## start DATA LINES
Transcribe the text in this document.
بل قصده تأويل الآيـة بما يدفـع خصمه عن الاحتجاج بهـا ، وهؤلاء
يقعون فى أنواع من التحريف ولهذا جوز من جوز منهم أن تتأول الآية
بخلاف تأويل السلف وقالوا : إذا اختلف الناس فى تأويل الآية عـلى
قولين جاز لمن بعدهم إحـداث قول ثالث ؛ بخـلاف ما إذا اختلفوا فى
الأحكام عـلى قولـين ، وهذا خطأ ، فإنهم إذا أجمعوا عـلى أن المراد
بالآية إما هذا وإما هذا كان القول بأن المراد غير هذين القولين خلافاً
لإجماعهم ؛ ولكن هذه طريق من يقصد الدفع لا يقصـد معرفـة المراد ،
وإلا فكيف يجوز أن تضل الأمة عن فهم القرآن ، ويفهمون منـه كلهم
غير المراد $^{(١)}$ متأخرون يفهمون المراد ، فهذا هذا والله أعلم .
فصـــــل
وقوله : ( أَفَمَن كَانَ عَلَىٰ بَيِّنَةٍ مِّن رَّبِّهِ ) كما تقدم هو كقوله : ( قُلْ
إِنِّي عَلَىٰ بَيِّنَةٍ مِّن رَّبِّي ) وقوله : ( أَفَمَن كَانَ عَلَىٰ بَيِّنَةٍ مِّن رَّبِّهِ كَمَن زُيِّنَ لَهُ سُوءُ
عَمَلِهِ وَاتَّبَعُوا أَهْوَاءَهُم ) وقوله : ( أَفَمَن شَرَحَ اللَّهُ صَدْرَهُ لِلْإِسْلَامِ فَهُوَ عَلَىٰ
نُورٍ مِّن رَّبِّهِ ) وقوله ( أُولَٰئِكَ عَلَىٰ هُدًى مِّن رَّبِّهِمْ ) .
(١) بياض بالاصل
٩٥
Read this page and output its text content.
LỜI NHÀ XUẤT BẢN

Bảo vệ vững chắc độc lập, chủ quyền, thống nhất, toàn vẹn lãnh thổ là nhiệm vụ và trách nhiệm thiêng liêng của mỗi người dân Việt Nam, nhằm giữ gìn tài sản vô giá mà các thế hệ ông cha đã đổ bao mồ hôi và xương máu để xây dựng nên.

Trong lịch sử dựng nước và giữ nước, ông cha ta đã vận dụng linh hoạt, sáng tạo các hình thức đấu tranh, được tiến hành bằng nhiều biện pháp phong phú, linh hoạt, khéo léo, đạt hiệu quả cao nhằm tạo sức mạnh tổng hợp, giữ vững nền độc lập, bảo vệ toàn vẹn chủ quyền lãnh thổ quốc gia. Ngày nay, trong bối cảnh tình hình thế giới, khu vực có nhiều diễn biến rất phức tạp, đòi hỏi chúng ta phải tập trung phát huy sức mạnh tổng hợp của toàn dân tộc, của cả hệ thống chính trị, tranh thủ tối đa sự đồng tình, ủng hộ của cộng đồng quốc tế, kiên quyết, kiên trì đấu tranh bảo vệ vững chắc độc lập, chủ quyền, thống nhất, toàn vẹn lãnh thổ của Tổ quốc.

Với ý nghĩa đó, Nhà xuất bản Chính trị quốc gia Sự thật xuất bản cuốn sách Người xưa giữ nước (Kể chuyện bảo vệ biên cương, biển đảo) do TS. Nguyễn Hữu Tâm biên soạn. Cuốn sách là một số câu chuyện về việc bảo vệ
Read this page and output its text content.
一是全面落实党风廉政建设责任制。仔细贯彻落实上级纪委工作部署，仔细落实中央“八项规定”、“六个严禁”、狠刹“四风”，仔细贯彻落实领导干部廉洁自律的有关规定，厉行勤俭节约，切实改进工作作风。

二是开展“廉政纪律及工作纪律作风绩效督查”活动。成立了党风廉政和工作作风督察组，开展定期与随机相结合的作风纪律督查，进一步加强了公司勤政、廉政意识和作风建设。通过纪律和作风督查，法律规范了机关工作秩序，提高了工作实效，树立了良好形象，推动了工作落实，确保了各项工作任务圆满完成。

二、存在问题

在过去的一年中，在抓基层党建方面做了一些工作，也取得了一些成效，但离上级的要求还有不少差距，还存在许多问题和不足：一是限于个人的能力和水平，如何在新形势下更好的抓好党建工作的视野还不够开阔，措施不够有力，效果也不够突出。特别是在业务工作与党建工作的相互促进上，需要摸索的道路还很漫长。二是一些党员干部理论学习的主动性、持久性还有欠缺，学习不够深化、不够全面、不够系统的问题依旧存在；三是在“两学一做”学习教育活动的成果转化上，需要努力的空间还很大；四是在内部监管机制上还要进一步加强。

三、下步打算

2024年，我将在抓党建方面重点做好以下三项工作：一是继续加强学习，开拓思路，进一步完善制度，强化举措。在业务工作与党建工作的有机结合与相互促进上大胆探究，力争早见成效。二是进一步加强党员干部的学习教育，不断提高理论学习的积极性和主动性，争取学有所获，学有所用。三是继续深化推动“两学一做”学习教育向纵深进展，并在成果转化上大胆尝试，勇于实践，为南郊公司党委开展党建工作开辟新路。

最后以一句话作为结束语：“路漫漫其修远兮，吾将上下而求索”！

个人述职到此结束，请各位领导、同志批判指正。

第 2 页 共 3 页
## end DATA LINES
**WHAT IS NEEDED**
Extract the listing in its entirety, matching it exactly.

**FINISHED EXERCISE**
Transcribe the text in this document.
بل قصده تأويل الآيـة بما يدفـع خصمه عن الاحتجاج بهـا ، وهؤلاء
يقعون فى أنواع من التحريف ولهذا جوز من جوز منهم أن تتأول الآية
بخلاف تأويل السلف وقالوا : إذا اختلف الناس فى تأويل الآية عـلى
قولين جاز لمن بعدهم إحـداث قول ثالث ؛ بخـلاف ما إذا اختلفوا فى
الأحكام عـلى قولـين ، وهذا خطأ ، فإنهم إذا أجمعوا عـلى أن المراد
بالآية إما هذا وإما هذا كان القول بأن المراد غير هذين القولين خلافاً
لإجماعهم ؛ ولكن هذه طريق من يقصد الدفع لا يقصـد معرفـة المراد ،
وإلا فكيف يجوز أن تضل الأمة عن فهم القرآن ، ويفهمون منـه كلهم
غير المراد $^{(١)}$ متأخرون يفهمون المراد ، فهذا هذا والله أعلم .
فصـــــل
وقوله : ( أَفَمَن كَانَ عَلَىٰ بَيِّنَةٍ مِّن رَّبِّهِ ) كما تقدم هو كقوله : ( قُلْ
إِنِّي عَلَىٰ بَيِّنَةٍ مِّن رَّبِّي ) وقوله : ( أَفَمَن كَانَ عَلَىٰ بَيِّنَةٍ مِّن رَّبِّهِ كَمَن زُيِّنَ لَهُ سُوءُ
عَمَلِهِ وَاتَّبَعُوا أَهْوَاءَهُم ) وقوله : ( أَفَمَن شَرَحَ اللَّهُ صَدْرَهُ لِلْإِسْلَامِ فَهُوَ عَلَىٰ
نُورٍ مِّن رَّبِّهِ ) وقوله ( أُولَٰئِكَ عَلَىٰ هُدًى مِّن رَّبِّهِمْ ) .
(١) بياض بالاصل
٩٥
Read this page and output its text content.
LỜI NHÀ XUẤT BẢN

Bảo vệ vững chắc độc lập, chủ quyền, thống nhất, toàn vẹn lãnh thổ là nhiệm vụ và trách nhiệm thiêng liêng của mỗi người dân Việt Nam, nhằm giữ gìn tài sản vô giá mà các thế hệ ông cha đã đổ bao mồ hôi và xương máu để xây dựng nên.

Trong lịch sử dựng nước và giữ nước, ông cha ta đã vận dụng linh hoạt, sáng tạo các hình thức đấu tranh, được tiến hành bằng nhiều biện pháp phong phú, linh hoạt, khéo léo, đạt hiệu quả cao nhằm tạo sức mạnh tổng hợp, giữ vững nền độc lập, bảo vệ toàn vẹn chủ quyền lãnh thổ quốc gia. Ngày nay, trong bối cảnh tình hình thế giới, khu vực có nhiều diễn biến rất phức tạp, đòi hỏi chúng ta phải tập trung phát huy sức mạnh tổng hợp của toàn dân tộc, của cả hệ thống chính trị, tranh thủ tối đa sự đồng tình, ủng hộ của cộng đồng quốc tế, kiên quyết, kiên trì đấu tranh bảo vệ vững chắc độc lập, chủ quyền, thống nhất, toàn vẹn lãnh thổ của Tổ quốc.

Với ý nghĩa đó, Nhà xuất bản Chính trị quốc gia Sự thật xuất bản cuốn sách Người xưa giữ nước (Kể chuyện bảo vệ biên cương, biển đảo) do TS. Nguyễn Hữu Tâm biên soạn. Cuốn sách là một số câu chuyện về việc bảo vệ
Read this page and output its text content.
一是全面落实党风廉政建设责任制。仔细贯彻落实上级纪委工作部署，仔细落实中央“八项规定”、“六个严禁”、狠刹“四风”，仔细贯彻落实领导干部廉洁自律的有关规定，厉行勤俭节约，切实改进工作作风。

二是开展“廉政纪律及工作纪律作风绩效督查”活动。成立了党风廉政和工作作风督察组，开展定期与随机相结合的作风纪律督查，进一步加强了公司勤政、廉政意识和作风建设。通过纪律和作风督查，法律规范了机关工作秩序，提高了工作实效，树立了良好形象，推动了工作落实，确保了各项工作任务圆满完成。

二、存在问题

在过去的一年中，在抓基层党建方面做了一些工作，也取得了一些成效，但离上级的要求还有不少差距，还存在许多问题和不足：一是限于个人的能力和水平，如何在新形势下更好的抓好党建工作的视野还不够开阔，措施不够有力，效果也不够突出。特别是在业务工作与党建工作的相互促进上，需要摸索的道路还很漫长。二是一些党员干部理论学习的主动性、持久性还有欠缺，学习不够深化、不够全面、不够系统的问题依旧存在；三是在“两学一做”学习教育活动的成果转化上，需要努力的空间还很大；四是在内部监管机制上还要进一步加强。

三、下步打算

2024年，我将在抓党建方面重点做好以下三项工作：一是继续加强学习，开拓思路，进一步完善制度，强化举措。在业务工作与党建工作的有机结合与相互促进上大胆探究，力争早见成效。二是进一步加强党员干部的学习教育，不断提高理论学习的积极性和主动性，争取学有所获，学有所用。三是继续深化推动“两学一做”学习教育向纵深进展，并在成果转化上大胆尝试，勇于实践，为南郊公司党委开展党建工作开辟新路。

最后以一句话作为结束语：“路漫漫其修远兮，吾将上下而求索”！

个人述职到此结束，请各位领导、同志批判指正。

第 2 页 共 3 页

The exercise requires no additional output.